> _EXTRACT PROVIDED_
The Mediterranean Sea has become one of the world’s deadliest borders, as more than 340,000 people displaced by war and violence have attempted to reach Europe this year. We go now to the coast of Sicily to Dr. Chiara Montaldo, a coordinator with Doctors Without Borders in Pozzallo, Sicily, Italy, providing medical and psychological care to migrants and refugees rescued from boats in the Mediterranean. She recently wrote apiece for The Guardian called “We see more and more unaccompanied children on migrant boats.”

Welcome to Democracy Now!, Dr. Montaldo. Describe what is happening in just your town alone, in Pozzallo, where you’re working.

DR. CHIARA MONTALDO: Yes, good afternoon. What is happening here, we are receiving migrants since almost two years now. And honestly, the condition of the people we receive are worse and worse, not so much for the traveling in the sea, but really for the condition in Libya, in all the migration way before to come here. And the main point where they are now victim of violence is for sure Libya, where all the people that we talk with, they really tell us that now is really the hell. This is the word that they often use to describe Libya, is the “hell.” There is no security. Many people have been really tortured or have been beaten. They come with the wounds and burns. Many women, but also many men, are raped. So, now what we see, unfortunately, are the consequences of the worsening of the situation in Libya. This is clear.

AMY GOODMAN: You retweeted someone writing, “We are alive only because we are not dead.”


AMY GOODMAN: Dr. Montaldo, explain.

DR. CHIARA MONTALDO: Yeah, most of the people that we are receiving now are really escaping from death. So, why they risk their life in the sea? They know very well now that the sea is like Russian roulette. So, they can die, they know, because now there are more and more shipwreck and tragedies in the sea. But still they keep coming. Why? Because their condition in their own countries are worsening. First of all, Syria, of course, but not only Syria—Eritrea, Somalia, Nigeria. So, all these people are really escaping from a situation where the risk of life is really high, higher than the trip in the sea. So that’s why they keep coming. Not only this, because actually we receive people from many different nationalities, but many of them, they were already living in Libya. And now, as I told you, the situation is always worse and worse, so all these people, really, most of them, they come because they don’t have choice, and especially because they don’t have other alternatives to this trip in the sea. So, unfortunately, some of them, they could afford to buy a ticket, if they could, but there is no possibility, because there are no legal way in this moment allowing them to reach safely Europe or any way a safe place.

AMY GOODMAN: The piece, Dr. Montaldo, that you wrote in The Guardian, you write of the chemical burns on the people, especially who were in the hold of the boats. And you write about how the lighter-skinned immigrants will be above, and the darker-skinned immigrants, for example, from Africa, are below, where they’re more likely to get burned, because the immigrants fear that if darker-skinned people are seen, they’re more likely to be turned away.

DR. CHIARA MONTALDO: Yeah, yeah, the chemical burn are symptoms that we see quite often, in some type of landing. It means whenever the boat has some problem of fuel leaking. So sometimes the fuel come out, and because they are sit all in the boat, especially in the lower part of the body, the legs, they have these really burn, like a fire burn, but they are caused by the fuel. And sometimes they are really severe. Sometimes we need to admit them. Sometimes we can treat them at the first reception center.

> _REQUIRED ACTIONS_
(1) Using the interview about migrants arriving in Sicily, state whether each statement agrees with it, answering yes or no and quoting the deciding words: (a) Dr. Montaldo says her team has been receiving migrants for almost two years; (b) she attributes the worsening condition of arrivals mainly to the sea crossing; (c) she says chemical burns are always treated at the first reception center.
(2) Write the next portion of the interview about migrants arriving in Sicily, picking up after its final sentence.
The listing that follows is drawn from a separate source.

> _LISTED RECORDS_

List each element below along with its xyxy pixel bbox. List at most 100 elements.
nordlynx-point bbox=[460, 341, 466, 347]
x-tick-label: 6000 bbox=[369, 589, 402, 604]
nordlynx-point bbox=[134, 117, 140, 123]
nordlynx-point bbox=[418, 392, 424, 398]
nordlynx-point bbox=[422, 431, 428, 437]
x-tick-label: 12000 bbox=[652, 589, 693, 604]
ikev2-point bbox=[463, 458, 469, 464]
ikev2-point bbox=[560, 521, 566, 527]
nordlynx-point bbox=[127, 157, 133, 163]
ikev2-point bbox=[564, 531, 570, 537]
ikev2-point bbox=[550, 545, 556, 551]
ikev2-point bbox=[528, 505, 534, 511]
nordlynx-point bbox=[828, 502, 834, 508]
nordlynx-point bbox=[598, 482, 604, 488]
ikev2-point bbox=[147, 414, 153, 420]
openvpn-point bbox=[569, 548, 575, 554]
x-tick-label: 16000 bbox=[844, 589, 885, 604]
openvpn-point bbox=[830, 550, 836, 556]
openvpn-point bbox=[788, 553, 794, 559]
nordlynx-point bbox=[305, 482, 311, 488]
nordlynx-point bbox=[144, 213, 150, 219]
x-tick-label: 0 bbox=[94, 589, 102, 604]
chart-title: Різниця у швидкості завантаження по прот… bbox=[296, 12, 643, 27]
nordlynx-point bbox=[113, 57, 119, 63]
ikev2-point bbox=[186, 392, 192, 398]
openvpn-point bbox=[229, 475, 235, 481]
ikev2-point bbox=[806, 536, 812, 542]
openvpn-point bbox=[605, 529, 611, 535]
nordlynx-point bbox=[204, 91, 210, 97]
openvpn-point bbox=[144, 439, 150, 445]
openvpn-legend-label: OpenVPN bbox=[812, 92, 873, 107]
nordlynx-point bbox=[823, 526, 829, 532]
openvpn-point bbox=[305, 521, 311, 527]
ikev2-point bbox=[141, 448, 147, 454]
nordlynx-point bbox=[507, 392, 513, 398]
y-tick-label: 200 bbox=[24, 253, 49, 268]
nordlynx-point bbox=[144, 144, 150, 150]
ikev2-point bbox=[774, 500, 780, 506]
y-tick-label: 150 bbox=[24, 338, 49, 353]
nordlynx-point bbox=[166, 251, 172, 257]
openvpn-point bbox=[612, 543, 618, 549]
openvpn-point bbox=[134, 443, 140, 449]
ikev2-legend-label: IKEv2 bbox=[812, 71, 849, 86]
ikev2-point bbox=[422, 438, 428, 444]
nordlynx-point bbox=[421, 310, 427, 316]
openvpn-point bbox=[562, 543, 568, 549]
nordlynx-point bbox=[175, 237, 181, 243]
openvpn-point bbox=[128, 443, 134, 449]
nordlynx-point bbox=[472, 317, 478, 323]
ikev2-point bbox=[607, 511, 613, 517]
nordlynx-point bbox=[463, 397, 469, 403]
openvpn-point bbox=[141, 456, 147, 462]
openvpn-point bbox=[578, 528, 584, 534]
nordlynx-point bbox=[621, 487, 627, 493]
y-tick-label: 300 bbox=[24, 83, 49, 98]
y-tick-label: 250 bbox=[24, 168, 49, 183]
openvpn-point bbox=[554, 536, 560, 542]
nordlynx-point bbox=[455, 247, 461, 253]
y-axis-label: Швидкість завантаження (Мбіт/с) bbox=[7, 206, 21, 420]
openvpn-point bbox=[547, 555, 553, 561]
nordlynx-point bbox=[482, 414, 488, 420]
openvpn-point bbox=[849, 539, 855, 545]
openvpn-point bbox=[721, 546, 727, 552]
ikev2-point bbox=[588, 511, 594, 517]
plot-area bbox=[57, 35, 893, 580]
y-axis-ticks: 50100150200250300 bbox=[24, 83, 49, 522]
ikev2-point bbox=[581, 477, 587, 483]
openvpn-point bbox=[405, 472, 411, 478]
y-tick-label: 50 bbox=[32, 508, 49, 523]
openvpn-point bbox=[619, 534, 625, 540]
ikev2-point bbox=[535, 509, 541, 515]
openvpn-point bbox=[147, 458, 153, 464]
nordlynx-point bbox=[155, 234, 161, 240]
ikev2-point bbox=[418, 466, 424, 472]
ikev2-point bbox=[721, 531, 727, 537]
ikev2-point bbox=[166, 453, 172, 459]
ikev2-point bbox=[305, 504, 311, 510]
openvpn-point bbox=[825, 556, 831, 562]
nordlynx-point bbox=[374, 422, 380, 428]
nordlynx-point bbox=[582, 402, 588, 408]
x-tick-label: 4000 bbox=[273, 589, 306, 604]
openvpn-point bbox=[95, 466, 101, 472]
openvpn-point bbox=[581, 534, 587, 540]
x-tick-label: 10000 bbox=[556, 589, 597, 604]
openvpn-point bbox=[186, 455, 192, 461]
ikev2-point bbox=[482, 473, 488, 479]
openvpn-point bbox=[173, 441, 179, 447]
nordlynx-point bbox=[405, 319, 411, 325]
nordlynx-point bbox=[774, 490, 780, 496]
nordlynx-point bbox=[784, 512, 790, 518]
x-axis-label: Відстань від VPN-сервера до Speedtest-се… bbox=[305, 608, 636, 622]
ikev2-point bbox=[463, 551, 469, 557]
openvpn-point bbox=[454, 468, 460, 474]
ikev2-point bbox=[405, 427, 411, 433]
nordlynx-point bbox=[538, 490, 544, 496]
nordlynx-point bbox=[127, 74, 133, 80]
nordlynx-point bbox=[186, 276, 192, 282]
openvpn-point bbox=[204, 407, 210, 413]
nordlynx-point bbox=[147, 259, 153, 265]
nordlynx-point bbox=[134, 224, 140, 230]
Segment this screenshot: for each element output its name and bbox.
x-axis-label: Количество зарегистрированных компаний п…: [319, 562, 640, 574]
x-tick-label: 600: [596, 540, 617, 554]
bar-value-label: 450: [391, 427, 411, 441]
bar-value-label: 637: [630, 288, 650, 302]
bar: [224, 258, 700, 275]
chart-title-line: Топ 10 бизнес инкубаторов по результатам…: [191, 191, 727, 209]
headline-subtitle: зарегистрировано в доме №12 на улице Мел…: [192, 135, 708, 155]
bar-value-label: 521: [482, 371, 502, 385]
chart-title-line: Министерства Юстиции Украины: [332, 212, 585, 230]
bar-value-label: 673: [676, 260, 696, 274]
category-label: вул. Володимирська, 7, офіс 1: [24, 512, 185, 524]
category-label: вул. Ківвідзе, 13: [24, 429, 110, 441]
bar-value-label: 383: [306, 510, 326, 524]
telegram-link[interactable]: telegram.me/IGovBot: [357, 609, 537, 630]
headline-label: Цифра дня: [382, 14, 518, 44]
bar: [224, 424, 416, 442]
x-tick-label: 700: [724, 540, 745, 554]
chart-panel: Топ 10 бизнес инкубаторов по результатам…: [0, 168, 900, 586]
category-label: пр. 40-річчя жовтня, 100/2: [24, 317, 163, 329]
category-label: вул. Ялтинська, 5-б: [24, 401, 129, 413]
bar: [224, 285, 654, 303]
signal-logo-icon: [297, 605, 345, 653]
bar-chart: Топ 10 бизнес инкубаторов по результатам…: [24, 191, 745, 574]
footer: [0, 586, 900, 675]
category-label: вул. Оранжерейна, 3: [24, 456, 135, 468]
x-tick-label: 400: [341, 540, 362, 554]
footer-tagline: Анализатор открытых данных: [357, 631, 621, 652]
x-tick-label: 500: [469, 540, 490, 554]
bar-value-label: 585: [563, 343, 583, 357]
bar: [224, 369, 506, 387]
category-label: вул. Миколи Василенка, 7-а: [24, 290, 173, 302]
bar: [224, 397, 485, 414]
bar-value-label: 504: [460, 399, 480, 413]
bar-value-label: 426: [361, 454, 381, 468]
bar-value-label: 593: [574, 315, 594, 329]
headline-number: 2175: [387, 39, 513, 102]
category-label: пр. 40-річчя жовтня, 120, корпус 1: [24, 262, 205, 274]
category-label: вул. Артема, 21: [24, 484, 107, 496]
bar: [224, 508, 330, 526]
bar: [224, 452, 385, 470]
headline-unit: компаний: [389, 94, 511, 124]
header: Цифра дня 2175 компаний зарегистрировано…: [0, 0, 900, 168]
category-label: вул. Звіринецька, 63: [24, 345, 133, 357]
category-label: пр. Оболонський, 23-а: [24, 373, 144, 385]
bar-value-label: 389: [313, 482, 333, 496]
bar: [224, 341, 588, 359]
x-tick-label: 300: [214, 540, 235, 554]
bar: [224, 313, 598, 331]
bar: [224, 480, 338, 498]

> _ANSWERS TO THE EXERCISES_
(1)
(a) Yes: "we are receiving migrants since almost two years now."
(b) No: "not so much for the traveling in the sea, but really for the condition in Libya"
(c) No: "Sometimes we need to admit them. Sometimes we can treat them at the first reception center."

(2)
And it is true that, unfortunately, even in the boat, there is a kind of hierarchy. All of them, unfortunately, are desperate, but there is a kind of a different kind of despair, because, unfortunately, even in the boat, there is a first and second class, if we can say like that. And so, the last of the chain, often they have the worst places, the places more dangerous. And we see more and more people who died because they are in the—they stay in the lower part of the boat, which is normally the more—the most dangerous, because they cannot breathe sometimes. The fuel is there, and the gas of the boat—they are there. So, for example, two days ago, one of our team received people survived from this tragedy. Fifty people died because they were in the lower part of the boat. And they were probably without oxygen, and they died. Unfortunately, in these kind of tragedies, the people in the boat, maybe like yesterday, 400 people in the boat, they fight for life. This is normal. This situation put them in a situation where even in between them sometimes there are tension, and everybody try to save their own life.

AMY GOODMAN: What is your message for Europeans who say, “We have too many problems of our own. We have to send these people back,” Dr. Montaldo?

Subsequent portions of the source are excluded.